Leave the pictures out and transcribe every record exactly.

Input
+ + + + + + +

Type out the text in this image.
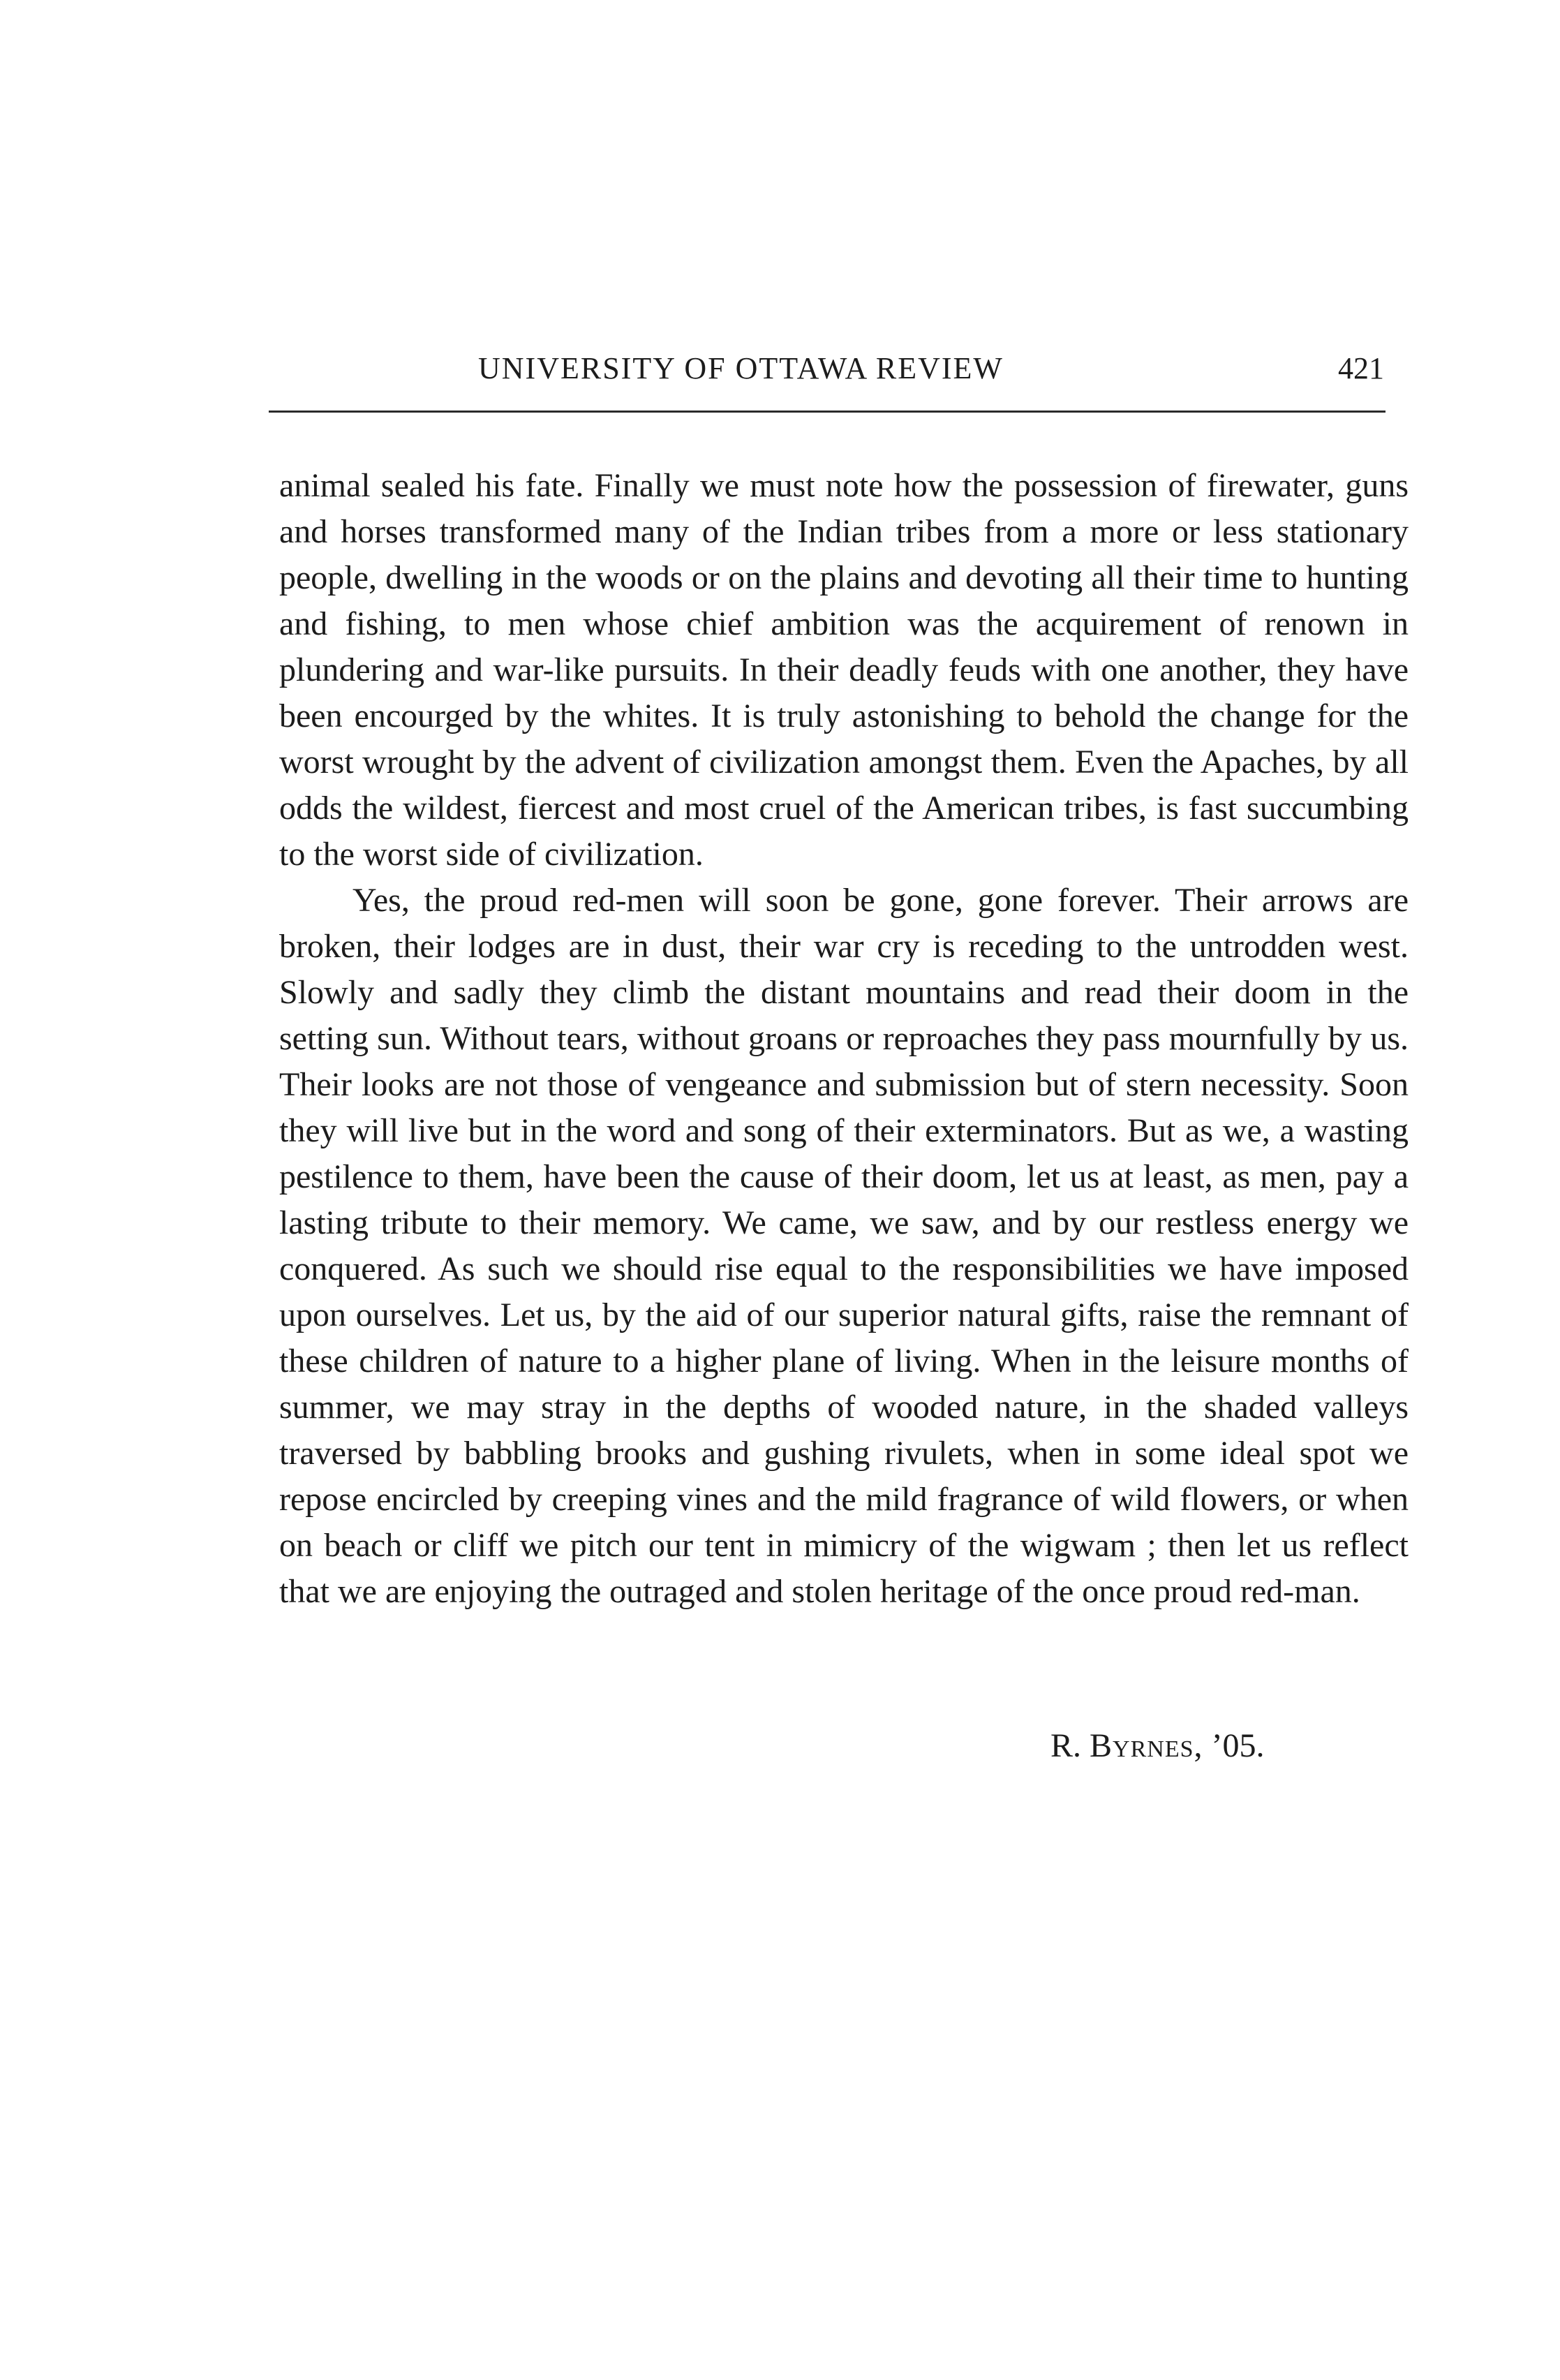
UNIVERSITY OF OTTAWA REVIEW	421

animal sealed his fate. Finally we must note how the possession of firewater, guns and horses transformed many of the Indian tribes from a more or less stationary people, dwelling in the woods or on the plains and devoting all their time to hunting and fishing, to men whose chief ambition was the acquirement of renown in plundering and war-like pursuits. In their deadly feuds with one another, they have been encourged by the whites. It is truly astonishing to behold the change for the worst wrought by the advent of civilization amongst them. Even the Apaches, by all odds the wildest, fiercest and most cruel of the American tribes, is fast succumbing to the worst side of civilization.

Yes, the proud red-men will soon be gone, gone forever. Their arrows are broken, their lodges are in dust, their war cry is receding to the untrodden west. Slowly and sadly they climb the distant mountains and read their doom in the setting sun. Without tears, without groans or reproaches they pass mournfully by us. Their looks are not those of vengeance and submission but of stern necessity. Soon they will live but in the word and song of their exterminators. But as we, a wasting pestilence to them, have been the cause of their doom, let us at least, as men, pay a lasting tribute to their memory. We came, we saw, and by our restless energy we conquered. As such we should rise equal to the responsibilities we have imposed upon ourselves. Let us, by the aid of our superior natural gifts, raise the remnant of these children of nature to a higher plane of living. When in the leisure months of summer, we may stray in the depths of wooded nature, in the shaded valleys traversed by babbling brooks and gushing rivulets, when in some ideal spot we repose encircled by creeping vines and the mild fragrance of wild flowers, or when on beach or cliff we pitch our tent in mimicry of the wigwam ; then let us reflect that we are enjoying the outraged and stolen heritage of the once proud red-man.

R. Byrnes, ’05.
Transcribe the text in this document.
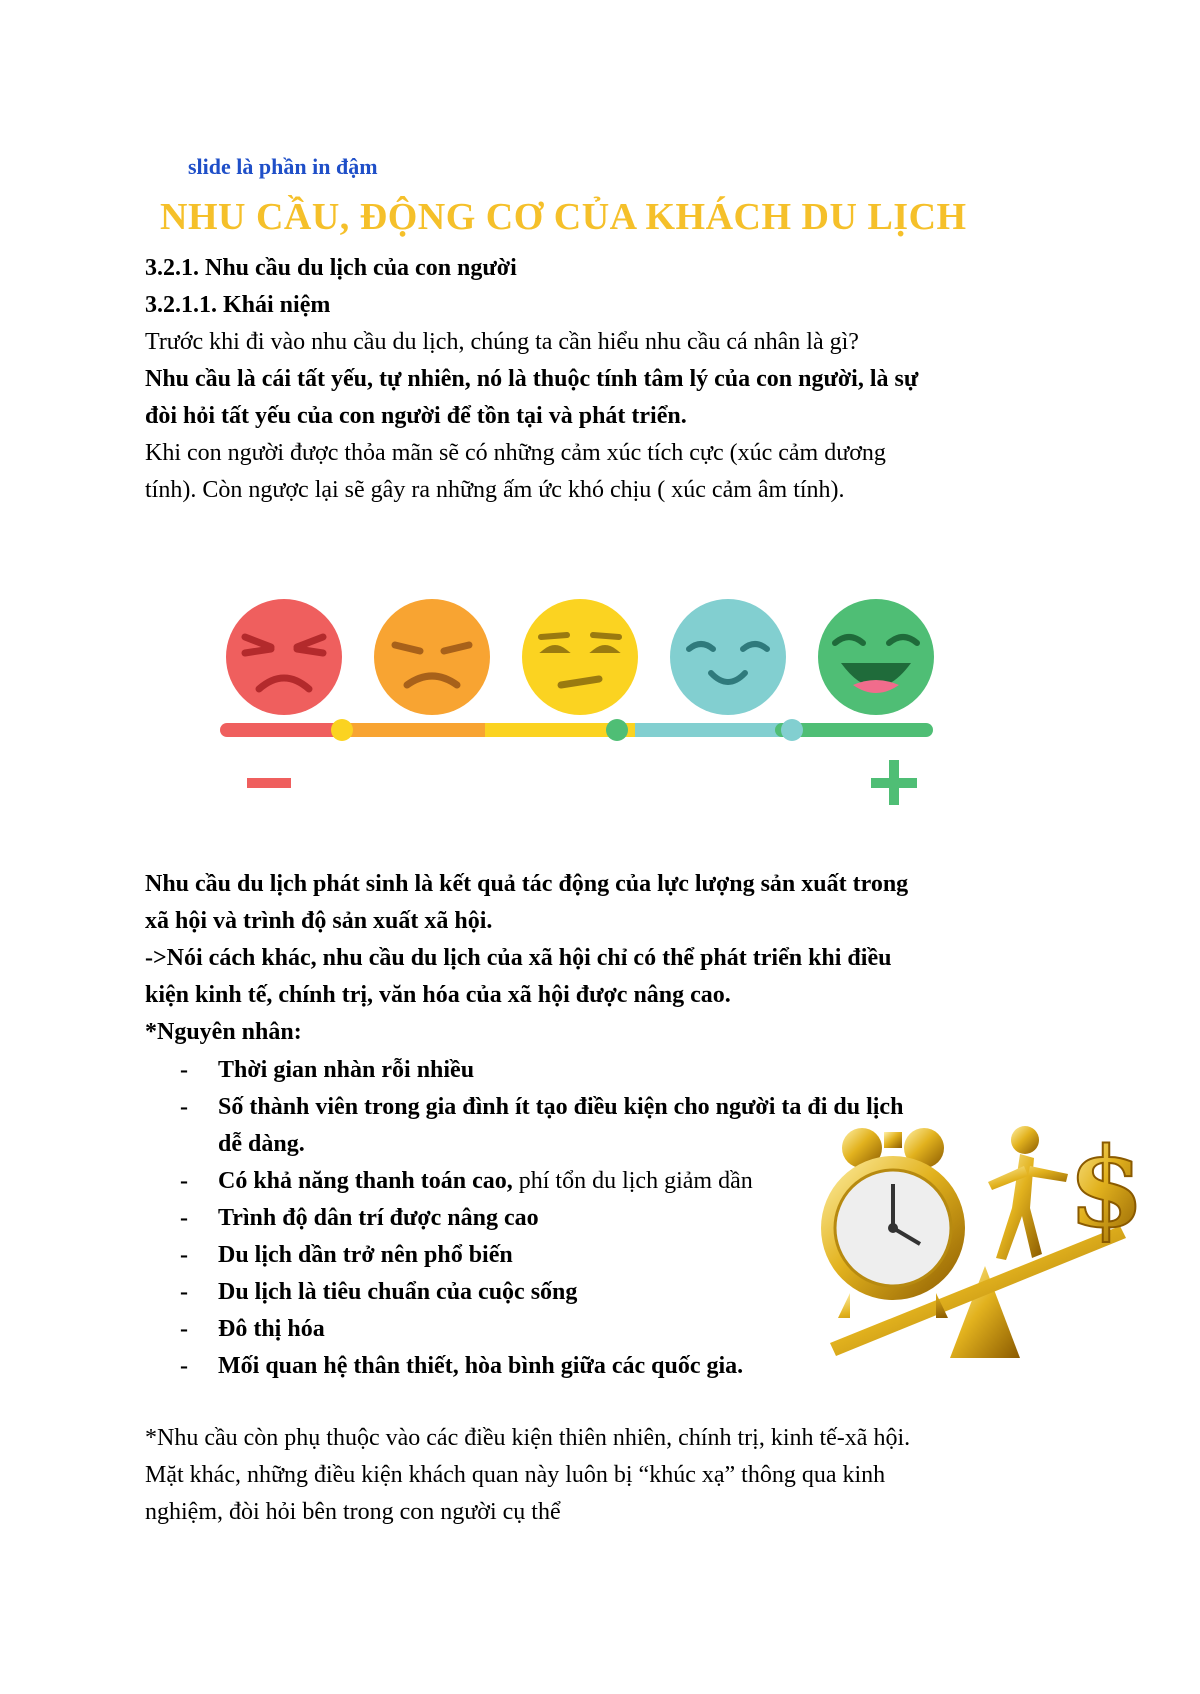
slide là phần in đậm
NHU CẦU, ĐỘNG CƠ CỦA KHÁCH DU LỊCH
3.2.1. Nhu cầu du lịch của con người
3.2.1.1. Khái niệm
Trước khi đi vào nhu cầu du lịch, chúng ta cần hiểu nhu cầu cá nhân là gì?
Nhu cầu là cái tất yếu, tự nhiên, nó là thuộc tính tâm lý của con người, là sự
đòi hỏi tất yếu của con người để tồn tại và phát triển.
Khi con người được thỏa mãn sẽ có những cảm xúc tích cực (xúc cảm dương
tính). Còn ngược lại sẽ gây ra những ấm ức khó chịu ( xúc cảm âm tính).
Nhu cầu du lịch phát sinh là kết quả tác động của lực lượng sản xuất trong
xã hội và trình độ sản xuất xã hội.
->Nói cách khác, nhu cầu du lịch của xã hội chỉ có thể phát triển khi điều
kiện kinh tế, chính trị, văn hóa của xã hội được nâng cao.
*Nguyên nhân:
- Thời gian nhàn rỗi nhiều
- Số thành viên trong gia đình ít tạo điều kiện cho người ta đi du lịch
dễ dàng.
- Có khả năng thanh toán cao, phí tổn du lịch giảm dần
- Trình độ dân trí được nâng cao
- Du lịch dần trở nên phổ biến
- Du lịch là tiêu chuẩn của cuộc sống
- Đô thị hóa
- Mối quan hệ thân thiết, hòa bình giữa các quốc gia.
$
*Nhu cầu còn phụ thuộc vào các điều kiện thiên nhiên, chính trị, kinh tế-xã hội.
Mặt khác, những điều kiện khách quan này luôn bị “khúc xạ” thông qua kinh
nghiệm, đòi hỏi bên trong con người cụ thể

+ + + + + + +

Final result
Type out the text in this image.
UNIVERSITY OF OTTAWA REVIEW	421

animal sealed his fate. Finally we must note how the possession of firewater, guns and horses transformed many of the Indian tribes from a more or less stationary people, dwelling in the woods or on the plains and devoting all their time to hunting and fishing, to men whose chief ambition was the acquirement of renown in plundering and war-like pursuits. In their deadly feuds with one another, they have been encourged by the whites. It is truly astonishing to behold the change for the worst wrought by the advent of civilization amongst them. Even the Apaches, by all odds the wildest, fiercest and most cruel of the American tribes, is fast succumbing to the worst side of civilization.

Yes, the proud red-men will soon be gone, gone forever. Their arrows are broken, their lodges are in dust, their war cry is receding to the untrodden west. Slowly and sadly they climb the distant mountains and read their doom in the setting sun. Without tears, without groans or reproaches they pass mournfully by us. Their looks are not those of vengeance and submission but of stern necessity. Soon they will live but in the word and song of their exterminators. But as we, a wasting pestilence to them, have been the cause of their doom, let us at least, as men, pay a lasting tribute to their memory. We came, we saw, and by our restless energy we conquered. As such we should rise equal to the responsibilities we have imposed upon ourselves. Let us, by the aid of our superior natural gifts, raise the remnant of these children of nature to a higher plane of living. When in the leisure months of summer, we may stray in the depths of wooded nature, in the shaded valleys traversed by babbling brooks and gushing rivulets, when in some ideal spot we repose encircled by creeping vines and the mild fragrance of wild flowers, or when on beach or cliff we pitch our tent in mimicry of the wigwam ; then let us reflect that we are enjoying the outraged and stolen heritage of the once proud red-man.

R. Byrnes, ’05.
Transcribe the text in this document.
slide là phần in đậm
NHU CẦU, ĐỘNG CƠ CỦA KHÁCH DU LỊCH
3.2.1. Nhu cầu du lịch của con người
3.2.1.1. Khái niệm
Trước khi đi vào nhu cầu du lịch, chúng ta cần hiểu nhu cầu cá nhân là gì?
Nhu cầu là cái tất yếu, tự nhiên, nó là thuộc tính tâm lý của con người, là sự
đòi hỏi tất yếu của con người để tồn tại và phát triển.
Khi con người được thỏa mãn sẽ có những cảm xúc tích cực (xúc cảm dương
tính). Còn ngược lại sẽ gây ra những ấm ức khó chịu ( xúc cảm âm tính).
Nhu cầu du lịch phát sinh là kết quả tác động của lực lượng sản xuất trong
xã hội và trình độ sản xuất xã hội.
->Nói cách khác, nhu cầu du lịch của xã hội chỉ có thể phát triển khi điều
kiện kinh tế, chính trị, văn hóa của xã hội được nâng cao.
*Nguyên nhân:
- Thời gian nhàn rỗi nhiều
- Số thành viên trong gia đình ít tạo điều kiện cho người ta đi du lịch
dễ dàng.
- Có khả năng thanh toán cao, phí tổn du lịch giảm dần
- Trình độ dân trí được nâng cao
- Du lịch dần trở nên phổ biến
- Du lịch là tiêu chuẩn của cuộc sống
- Đô thị hóa
- Mối quan hệ thân thiết, hòa bình giữa các quốc gia.
$
*Nhu cầu còn phụ thuộc vào các điều kiện thiên nhiên, chính trị, kinh tế-xã hội.
Mặt khác, những điều kiện khách quan này luôn bị “khúc xạ” thông qua kinh
nghiệm, đòi hỏi bên trong con người cụ thể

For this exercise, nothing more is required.